- [Required work]: Find the string "upper" in the data, then copy every line where it is found.

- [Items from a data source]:
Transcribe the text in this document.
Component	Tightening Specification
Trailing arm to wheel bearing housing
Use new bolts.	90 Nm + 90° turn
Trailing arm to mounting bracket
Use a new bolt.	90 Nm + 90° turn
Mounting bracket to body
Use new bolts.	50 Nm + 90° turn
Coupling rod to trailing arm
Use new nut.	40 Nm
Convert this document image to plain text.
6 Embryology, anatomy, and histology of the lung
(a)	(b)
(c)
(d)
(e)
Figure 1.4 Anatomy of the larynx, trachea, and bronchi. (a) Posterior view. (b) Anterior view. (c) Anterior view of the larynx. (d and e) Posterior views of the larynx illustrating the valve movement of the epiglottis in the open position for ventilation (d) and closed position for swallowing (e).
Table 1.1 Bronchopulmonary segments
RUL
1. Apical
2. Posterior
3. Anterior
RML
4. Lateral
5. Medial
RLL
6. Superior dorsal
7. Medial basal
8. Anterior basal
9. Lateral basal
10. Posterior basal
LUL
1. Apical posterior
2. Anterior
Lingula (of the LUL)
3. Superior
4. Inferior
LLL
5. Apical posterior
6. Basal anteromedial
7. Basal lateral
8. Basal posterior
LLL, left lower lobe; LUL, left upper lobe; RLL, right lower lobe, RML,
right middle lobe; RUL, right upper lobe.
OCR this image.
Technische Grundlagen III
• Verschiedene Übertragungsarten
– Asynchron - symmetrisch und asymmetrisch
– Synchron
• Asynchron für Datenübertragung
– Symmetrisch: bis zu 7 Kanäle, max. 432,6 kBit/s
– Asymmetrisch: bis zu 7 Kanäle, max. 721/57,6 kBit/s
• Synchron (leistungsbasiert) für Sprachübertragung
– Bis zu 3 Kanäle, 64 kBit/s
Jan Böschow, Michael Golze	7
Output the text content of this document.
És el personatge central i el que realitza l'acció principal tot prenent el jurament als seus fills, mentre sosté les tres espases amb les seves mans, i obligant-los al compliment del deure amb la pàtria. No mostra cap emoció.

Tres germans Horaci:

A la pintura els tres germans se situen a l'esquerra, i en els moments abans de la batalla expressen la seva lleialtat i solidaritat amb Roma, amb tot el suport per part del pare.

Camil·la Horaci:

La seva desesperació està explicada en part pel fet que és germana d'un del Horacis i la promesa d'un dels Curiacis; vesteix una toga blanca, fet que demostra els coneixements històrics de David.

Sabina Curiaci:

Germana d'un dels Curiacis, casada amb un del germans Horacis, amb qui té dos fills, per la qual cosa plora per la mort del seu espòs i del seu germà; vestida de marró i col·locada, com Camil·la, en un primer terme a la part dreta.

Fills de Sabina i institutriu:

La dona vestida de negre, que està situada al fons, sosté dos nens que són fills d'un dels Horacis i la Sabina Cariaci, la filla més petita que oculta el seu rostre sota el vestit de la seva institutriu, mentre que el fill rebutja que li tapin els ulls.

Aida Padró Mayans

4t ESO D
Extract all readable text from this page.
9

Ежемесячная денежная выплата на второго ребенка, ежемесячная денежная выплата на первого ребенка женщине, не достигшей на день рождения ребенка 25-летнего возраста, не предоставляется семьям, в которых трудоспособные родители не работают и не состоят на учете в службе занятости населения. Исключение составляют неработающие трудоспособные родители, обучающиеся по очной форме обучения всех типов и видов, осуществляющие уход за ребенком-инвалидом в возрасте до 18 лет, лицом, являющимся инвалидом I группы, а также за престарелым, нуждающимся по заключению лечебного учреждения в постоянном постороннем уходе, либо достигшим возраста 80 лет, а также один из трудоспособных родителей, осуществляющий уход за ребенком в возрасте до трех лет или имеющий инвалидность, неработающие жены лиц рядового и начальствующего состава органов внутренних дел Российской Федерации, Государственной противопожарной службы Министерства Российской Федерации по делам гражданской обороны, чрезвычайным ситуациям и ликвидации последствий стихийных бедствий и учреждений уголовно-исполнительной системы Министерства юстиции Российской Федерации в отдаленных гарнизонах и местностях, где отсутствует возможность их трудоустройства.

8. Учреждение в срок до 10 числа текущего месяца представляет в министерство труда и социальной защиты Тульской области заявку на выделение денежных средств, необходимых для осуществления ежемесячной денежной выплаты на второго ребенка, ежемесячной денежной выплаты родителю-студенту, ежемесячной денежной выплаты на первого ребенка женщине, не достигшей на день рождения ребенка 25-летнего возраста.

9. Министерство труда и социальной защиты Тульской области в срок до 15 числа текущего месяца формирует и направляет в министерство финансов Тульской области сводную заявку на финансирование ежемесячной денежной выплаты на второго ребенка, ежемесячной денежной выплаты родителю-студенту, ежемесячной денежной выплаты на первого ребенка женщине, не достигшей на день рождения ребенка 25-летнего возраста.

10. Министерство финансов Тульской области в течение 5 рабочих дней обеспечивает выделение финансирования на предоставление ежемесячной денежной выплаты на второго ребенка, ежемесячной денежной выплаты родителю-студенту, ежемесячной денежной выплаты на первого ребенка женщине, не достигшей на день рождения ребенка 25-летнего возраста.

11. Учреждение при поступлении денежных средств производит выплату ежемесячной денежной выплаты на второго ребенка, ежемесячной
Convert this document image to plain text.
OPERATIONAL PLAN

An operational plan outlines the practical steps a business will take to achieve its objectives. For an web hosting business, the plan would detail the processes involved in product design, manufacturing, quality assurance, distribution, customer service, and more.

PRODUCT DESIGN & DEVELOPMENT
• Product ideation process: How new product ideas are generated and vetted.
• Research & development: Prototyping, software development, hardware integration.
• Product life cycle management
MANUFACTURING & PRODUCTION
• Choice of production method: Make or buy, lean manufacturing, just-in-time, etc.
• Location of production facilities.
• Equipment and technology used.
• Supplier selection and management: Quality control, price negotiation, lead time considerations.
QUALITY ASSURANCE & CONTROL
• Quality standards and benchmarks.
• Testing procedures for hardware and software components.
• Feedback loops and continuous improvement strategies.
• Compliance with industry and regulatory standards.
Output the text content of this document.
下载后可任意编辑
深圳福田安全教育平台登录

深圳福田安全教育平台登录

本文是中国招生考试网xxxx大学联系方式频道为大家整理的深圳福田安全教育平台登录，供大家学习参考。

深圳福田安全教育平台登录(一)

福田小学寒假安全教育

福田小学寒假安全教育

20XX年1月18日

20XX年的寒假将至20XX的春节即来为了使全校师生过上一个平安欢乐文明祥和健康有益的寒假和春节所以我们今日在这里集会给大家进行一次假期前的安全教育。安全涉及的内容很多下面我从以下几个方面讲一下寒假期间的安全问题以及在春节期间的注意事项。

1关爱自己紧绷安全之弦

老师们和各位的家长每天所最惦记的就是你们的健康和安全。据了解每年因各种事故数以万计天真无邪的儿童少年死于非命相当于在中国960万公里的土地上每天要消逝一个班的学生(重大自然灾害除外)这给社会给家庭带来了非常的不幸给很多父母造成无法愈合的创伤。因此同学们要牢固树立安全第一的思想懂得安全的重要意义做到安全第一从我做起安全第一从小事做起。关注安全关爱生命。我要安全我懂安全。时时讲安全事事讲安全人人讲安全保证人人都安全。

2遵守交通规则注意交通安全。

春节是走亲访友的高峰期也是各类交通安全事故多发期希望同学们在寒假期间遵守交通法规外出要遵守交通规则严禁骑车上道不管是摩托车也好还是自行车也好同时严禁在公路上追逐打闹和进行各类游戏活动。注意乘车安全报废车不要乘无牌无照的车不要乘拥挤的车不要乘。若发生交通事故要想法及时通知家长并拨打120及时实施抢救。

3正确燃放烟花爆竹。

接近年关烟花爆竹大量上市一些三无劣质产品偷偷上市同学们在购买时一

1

- [The result]:
LLL, left lower lobe; LUL, left upper lobe; RLL, right lower lobe, RML,
right middle lobe; RUL, right upper lobe.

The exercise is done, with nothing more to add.